**Exercise brief**
Where a line contains the word "variable", copy that line in full.

---- The records

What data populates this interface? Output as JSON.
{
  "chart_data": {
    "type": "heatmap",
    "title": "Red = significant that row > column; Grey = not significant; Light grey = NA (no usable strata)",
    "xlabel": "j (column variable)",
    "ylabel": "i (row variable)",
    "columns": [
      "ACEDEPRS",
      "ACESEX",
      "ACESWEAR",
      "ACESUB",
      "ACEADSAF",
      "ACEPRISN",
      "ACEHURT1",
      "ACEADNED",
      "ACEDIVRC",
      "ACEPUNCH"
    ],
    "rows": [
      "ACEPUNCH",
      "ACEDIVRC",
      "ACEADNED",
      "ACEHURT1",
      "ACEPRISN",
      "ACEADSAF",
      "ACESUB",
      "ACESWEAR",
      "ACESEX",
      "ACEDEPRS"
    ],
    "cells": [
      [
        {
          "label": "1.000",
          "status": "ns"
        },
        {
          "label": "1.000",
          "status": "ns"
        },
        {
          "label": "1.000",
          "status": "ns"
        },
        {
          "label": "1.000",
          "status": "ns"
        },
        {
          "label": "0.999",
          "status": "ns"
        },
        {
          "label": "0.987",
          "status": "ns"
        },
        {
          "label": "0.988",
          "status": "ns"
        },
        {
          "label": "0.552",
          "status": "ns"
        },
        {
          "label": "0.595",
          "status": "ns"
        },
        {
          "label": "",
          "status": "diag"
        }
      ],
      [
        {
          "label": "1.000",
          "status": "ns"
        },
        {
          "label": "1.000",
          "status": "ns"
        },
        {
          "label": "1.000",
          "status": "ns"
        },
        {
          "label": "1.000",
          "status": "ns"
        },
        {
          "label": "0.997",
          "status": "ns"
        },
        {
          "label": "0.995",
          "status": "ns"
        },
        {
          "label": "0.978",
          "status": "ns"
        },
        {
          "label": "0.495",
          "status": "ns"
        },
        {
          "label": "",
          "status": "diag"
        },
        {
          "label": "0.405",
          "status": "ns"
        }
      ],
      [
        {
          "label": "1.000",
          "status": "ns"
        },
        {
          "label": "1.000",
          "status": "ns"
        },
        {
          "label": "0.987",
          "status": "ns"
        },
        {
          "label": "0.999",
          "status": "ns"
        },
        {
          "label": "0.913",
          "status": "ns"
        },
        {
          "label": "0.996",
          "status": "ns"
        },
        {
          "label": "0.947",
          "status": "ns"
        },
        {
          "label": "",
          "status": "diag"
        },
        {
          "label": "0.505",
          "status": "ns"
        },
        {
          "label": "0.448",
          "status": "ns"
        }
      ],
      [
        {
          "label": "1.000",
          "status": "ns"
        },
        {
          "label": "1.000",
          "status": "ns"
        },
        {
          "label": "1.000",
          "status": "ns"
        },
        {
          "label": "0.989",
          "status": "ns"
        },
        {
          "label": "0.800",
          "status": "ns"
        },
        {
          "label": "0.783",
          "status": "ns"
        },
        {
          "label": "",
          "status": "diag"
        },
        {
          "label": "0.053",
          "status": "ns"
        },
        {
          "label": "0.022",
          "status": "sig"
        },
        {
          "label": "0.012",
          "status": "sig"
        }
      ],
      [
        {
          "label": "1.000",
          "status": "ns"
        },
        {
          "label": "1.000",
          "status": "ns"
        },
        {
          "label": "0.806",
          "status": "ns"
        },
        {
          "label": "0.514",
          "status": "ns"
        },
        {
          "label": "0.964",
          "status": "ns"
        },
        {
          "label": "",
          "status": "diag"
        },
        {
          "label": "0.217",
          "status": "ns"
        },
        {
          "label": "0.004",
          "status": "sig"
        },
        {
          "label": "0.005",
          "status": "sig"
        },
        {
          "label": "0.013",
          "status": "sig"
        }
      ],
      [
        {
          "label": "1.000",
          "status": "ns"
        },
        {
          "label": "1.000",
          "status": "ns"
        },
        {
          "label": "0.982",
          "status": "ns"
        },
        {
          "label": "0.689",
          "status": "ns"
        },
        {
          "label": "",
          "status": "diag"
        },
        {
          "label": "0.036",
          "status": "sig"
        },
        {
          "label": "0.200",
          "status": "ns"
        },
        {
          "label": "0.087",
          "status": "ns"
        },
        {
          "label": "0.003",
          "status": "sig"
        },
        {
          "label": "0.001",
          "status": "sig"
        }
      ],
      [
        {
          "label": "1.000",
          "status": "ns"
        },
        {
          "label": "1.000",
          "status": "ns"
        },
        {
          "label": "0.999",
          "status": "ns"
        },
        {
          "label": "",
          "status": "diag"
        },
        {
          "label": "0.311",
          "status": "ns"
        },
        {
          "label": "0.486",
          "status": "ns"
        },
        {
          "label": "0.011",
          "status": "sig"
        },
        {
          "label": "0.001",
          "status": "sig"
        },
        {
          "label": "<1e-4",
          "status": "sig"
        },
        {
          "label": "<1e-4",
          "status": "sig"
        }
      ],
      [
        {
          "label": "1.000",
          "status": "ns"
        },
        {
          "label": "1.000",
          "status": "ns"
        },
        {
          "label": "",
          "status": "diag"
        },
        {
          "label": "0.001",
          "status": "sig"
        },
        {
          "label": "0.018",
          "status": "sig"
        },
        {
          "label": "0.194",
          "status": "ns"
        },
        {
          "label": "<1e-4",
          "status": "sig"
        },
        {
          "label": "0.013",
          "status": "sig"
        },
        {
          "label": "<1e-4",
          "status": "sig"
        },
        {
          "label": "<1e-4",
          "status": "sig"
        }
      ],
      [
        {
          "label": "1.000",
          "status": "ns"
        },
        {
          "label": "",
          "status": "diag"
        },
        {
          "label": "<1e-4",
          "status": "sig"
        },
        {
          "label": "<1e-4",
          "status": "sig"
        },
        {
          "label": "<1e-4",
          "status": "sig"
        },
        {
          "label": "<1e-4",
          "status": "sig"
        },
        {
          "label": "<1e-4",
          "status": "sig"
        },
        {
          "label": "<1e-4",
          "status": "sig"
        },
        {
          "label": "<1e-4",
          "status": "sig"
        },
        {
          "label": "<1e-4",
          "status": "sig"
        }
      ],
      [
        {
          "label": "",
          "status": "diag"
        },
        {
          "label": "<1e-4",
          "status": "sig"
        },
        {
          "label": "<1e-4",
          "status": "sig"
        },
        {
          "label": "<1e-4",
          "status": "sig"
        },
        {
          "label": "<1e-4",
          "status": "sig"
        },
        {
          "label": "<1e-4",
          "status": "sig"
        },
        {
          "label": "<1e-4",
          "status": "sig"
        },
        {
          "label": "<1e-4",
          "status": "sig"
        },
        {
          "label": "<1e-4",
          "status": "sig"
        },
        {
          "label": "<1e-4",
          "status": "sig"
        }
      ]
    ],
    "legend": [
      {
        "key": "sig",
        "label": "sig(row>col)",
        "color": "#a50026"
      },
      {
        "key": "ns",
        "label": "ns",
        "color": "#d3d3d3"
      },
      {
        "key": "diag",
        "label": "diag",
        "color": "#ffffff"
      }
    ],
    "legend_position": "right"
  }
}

--------
---- The records

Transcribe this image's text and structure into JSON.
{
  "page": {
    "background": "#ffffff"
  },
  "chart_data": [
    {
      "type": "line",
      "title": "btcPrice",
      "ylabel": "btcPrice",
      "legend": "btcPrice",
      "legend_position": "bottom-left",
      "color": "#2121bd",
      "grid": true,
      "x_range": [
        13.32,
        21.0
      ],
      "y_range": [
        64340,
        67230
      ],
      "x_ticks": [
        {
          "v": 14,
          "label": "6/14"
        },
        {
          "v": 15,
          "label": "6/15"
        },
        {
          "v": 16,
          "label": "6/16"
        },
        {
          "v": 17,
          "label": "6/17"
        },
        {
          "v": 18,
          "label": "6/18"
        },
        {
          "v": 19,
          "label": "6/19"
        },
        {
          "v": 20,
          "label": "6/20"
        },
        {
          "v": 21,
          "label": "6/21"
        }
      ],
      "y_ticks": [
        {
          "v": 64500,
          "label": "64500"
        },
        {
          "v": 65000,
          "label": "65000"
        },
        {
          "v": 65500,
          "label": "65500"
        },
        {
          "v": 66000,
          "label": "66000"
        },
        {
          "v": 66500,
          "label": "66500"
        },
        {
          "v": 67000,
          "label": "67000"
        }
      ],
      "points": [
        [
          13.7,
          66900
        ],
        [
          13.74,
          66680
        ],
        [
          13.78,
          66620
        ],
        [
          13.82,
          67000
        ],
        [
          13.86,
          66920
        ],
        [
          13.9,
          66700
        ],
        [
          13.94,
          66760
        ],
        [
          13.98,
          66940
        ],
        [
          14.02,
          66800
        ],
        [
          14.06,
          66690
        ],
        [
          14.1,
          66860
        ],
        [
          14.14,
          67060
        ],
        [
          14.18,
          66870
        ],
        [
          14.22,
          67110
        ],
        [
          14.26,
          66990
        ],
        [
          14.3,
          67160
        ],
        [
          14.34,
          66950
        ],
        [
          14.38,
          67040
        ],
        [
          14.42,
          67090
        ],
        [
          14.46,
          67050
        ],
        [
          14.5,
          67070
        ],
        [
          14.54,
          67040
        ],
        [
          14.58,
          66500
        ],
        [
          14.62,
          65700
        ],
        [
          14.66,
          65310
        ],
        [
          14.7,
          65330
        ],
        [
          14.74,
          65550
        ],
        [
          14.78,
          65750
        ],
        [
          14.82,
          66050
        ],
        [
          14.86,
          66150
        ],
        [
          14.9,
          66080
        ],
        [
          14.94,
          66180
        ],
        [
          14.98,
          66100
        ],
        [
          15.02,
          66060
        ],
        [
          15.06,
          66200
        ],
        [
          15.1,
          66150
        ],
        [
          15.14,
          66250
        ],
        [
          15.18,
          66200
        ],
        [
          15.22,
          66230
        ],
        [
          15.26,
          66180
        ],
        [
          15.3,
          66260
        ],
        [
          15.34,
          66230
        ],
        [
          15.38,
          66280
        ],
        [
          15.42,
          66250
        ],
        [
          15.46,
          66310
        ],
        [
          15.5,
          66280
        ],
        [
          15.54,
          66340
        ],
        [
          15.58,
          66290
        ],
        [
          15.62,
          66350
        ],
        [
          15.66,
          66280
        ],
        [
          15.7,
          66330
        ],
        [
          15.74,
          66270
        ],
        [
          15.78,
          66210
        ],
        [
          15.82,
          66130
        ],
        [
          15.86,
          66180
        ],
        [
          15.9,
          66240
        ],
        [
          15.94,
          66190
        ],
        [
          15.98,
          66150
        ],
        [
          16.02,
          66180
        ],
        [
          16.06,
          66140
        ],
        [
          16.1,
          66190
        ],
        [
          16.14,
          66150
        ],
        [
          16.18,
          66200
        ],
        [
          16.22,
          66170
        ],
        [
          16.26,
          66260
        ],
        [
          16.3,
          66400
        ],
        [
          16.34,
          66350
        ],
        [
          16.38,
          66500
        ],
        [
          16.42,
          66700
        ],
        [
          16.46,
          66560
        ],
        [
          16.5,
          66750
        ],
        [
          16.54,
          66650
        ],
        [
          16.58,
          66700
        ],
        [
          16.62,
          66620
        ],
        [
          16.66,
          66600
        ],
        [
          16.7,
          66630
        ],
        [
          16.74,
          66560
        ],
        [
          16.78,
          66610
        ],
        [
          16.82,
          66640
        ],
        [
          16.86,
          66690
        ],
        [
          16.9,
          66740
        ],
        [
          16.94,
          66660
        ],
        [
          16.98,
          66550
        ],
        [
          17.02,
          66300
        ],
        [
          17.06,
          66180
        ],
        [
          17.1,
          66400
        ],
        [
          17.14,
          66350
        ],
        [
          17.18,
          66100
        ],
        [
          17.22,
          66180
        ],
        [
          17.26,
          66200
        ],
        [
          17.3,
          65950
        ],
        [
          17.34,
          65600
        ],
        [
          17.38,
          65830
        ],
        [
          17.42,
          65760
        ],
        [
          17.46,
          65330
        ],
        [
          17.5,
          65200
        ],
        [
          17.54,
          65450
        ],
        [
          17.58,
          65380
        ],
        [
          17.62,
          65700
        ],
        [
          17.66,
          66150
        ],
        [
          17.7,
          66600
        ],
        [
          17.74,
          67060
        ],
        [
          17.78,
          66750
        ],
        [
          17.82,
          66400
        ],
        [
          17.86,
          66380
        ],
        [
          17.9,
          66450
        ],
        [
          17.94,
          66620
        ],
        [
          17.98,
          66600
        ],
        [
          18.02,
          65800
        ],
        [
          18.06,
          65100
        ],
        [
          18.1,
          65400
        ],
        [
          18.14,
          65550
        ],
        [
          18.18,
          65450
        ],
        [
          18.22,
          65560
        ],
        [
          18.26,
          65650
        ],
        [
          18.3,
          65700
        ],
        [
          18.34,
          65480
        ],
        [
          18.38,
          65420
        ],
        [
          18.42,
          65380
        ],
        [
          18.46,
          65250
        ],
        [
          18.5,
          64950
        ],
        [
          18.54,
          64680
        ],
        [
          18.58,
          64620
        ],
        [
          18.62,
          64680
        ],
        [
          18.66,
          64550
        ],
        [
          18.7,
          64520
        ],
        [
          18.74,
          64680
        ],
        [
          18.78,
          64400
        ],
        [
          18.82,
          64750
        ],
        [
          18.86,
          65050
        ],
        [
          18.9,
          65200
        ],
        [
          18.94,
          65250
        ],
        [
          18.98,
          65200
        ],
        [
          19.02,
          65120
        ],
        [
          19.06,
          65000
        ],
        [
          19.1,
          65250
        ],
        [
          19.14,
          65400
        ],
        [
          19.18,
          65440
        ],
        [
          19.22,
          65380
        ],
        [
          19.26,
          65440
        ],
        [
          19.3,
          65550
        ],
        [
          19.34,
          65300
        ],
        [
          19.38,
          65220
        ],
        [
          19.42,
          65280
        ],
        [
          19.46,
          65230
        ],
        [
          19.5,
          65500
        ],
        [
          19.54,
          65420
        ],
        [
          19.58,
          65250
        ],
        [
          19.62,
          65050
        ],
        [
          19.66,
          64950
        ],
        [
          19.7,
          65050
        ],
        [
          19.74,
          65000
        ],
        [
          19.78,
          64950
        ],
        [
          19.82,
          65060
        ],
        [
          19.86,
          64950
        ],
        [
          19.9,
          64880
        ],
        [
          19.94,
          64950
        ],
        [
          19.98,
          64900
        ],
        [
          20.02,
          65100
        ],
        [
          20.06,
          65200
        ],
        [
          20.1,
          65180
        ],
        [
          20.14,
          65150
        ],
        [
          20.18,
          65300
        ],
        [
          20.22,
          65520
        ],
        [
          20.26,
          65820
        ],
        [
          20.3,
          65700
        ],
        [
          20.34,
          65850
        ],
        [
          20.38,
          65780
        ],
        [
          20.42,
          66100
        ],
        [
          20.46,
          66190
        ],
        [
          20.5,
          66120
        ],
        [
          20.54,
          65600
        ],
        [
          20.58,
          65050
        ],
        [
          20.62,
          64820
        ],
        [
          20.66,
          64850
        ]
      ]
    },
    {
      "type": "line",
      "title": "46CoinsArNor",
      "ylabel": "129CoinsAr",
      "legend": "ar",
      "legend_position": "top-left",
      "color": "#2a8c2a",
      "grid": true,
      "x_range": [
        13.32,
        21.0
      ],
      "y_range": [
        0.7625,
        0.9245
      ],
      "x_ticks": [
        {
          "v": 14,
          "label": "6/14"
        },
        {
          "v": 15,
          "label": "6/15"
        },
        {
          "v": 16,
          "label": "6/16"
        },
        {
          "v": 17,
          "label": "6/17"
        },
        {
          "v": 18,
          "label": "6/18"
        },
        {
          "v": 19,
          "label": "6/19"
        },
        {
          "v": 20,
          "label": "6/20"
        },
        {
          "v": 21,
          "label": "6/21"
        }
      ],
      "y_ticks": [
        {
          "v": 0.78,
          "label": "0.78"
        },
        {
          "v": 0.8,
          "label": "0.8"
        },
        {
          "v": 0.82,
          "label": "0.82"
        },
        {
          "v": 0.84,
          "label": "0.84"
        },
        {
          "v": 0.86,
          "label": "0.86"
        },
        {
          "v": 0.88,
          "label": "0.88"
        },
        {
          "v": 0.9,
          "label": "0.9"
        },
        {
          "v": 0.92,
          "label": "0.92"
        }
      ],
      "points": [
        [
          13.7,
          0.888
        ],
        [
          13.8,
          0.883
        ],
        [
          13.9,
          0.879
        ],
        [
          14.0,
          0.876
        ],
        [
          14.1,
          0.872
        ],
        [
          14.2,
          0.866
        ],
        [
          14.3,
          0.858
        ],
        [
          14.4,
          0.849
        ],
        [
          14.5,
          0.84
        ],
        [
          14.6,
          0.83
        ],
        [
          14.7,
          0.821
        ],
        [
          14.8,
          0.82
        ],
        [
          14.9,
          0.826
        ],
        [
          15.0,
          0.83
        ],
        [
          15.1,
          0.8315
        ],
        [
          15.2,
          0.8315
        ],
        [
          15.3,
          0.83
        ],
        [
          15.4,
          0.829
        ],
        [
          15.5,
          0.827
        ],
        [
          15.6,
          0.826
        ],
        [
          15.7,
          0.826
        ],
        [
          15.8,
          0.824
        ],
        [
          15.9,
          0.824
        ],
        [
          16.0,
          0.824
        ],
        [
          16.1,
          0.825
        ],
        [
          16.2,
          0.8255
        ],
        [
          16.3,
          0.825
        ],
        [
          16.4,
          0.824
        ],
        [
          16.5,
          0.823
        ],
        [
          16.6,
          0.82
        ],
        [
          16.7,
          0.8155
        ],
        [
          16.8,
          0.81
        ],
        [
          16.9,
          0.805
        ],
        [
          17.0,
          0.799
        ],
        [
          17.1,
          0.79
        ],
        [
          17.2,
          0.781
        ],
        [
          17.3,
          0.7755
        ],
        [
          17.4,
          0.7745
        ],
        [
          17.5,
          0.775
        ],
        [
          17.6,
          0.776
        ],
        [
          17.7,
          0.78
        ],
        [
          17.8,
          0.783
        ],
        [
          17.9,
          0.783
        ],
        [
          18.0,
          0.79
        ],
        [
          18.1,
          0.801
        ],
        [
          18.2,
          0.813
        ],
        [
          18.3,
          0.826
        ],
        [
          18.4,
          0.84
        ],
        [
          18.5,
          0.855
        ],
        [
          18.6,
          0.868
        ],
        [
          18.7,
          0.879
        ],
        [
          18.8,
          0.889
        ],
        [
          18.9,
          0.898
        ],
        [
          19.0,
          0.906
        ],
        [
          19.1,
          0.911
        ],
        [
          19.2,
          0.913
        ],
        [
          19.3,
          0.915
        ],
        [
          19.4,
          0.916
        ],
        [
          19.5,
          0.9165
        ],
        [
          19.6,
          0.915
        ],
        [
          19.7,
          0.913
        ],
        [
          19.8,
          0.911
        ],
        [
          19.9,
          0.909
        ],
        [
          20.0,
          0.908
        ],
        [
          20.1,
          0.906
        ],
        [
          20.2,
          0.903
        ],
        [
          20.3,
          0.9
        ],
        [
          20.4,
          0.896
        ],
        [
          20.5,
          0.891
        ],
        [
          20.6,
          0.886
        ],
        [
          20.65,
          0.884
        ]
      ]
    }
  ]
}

--------
---- The records

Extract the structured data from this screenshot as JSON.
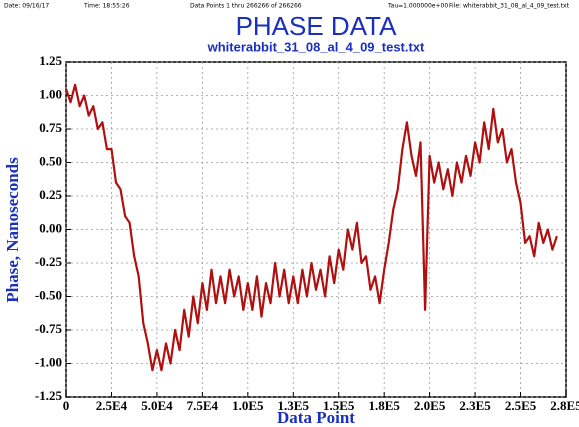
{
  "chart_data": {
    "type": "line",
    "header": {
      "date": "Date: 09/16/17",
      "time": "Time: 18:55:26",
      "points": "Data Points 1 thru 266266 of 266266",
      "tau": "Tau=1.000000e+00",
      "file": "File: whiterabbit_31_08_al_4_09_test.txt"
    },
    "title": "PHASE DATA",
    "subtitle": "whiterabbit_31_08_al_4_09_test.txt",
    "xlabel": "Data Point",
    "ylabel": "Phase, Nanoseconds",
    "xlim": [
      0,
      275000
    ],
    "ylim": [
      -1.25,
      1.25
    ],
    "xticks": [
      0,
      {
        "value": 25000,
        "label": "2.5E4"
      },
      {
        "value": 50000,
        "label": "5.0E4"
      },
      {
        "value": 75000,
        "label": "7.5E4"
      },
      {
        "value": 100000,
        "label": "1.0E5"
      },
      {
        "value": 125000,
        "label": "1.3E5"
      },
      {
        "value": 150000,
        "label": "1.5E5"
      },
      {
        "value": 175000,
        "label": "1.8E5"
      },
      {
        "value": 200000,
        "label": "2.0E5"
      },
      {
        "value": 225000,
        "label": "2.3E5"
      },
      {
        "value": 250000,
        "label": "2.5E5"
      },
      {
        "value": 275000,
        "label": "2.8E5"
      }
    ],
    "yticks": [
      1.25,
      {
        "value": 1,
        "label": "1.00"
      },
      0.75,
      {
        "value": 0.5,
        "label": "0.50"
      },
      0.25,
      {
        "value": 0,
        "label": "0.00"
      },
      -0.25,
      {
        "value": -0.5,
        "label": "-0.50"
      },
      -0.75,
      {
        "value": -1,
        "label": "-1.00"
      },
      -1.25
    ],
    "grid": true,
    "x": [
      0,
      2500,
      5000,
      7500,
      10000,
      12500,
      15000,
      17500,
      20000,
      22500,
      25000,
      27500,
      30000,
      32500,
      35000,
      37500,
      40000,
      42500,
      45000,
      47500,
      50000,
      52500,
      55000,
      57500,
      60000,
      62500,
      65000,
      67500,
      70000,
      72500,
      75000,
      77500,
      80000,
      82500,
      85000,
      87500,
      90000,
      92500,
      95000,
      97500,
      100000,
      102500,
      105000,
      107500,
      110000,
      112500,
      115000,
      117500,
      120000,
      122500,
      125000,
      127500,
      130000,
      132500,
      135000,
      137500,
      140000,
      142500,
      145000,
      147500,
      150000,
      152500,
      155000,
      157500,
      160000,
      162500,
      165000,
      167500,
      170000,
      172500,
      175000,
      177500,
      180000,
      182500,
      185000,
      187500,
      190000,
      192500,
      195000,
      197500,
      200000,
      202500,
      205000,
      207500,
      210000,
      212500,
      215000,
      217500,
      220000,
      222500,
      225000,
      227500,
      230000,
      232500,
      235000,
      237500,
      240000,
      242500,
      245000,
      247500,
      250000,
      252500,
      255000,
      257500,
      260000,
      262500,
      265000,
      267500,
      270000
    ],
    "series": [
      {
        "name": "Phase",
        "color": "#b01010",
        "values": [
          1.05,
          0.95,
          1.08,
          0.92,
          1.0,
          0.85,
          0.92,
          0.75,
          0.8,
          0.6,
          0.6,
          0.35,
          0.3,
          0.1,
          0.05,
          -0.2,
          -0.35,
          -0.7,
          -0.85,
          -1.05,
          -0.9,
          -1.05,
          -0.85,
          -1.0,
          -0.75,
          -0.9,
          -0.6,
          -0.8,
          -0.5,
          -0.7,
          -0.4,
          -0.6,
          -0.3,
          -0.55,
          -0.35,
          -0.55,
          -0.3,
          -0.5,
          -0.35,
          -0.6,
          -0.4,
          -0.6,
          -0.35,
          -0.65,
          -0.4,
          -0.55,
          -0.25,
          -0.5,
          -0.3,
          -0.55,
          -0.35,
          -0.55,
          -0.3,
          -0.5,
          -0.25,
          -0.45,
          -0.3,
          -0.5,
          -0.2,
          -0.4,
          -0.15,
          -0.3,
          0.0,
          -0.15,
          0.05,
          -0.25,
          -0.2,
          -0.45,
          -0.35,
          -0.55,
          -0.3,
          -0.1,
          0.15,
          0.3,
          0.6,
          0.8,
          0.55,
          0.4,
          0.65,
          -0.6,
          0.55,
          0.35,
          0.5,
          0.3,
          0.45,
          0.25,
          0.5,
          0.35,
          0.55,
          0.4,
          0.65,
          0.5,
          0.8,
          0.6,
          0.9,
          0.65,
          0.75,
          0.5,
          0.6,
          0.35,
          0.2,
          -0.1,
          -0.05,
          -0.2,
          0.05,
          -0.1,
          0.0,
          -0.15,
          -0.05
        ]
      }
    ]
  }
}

--------

**Response**
    "xlabel": "j (column variable)",
    "ylabel": "i (row variable)",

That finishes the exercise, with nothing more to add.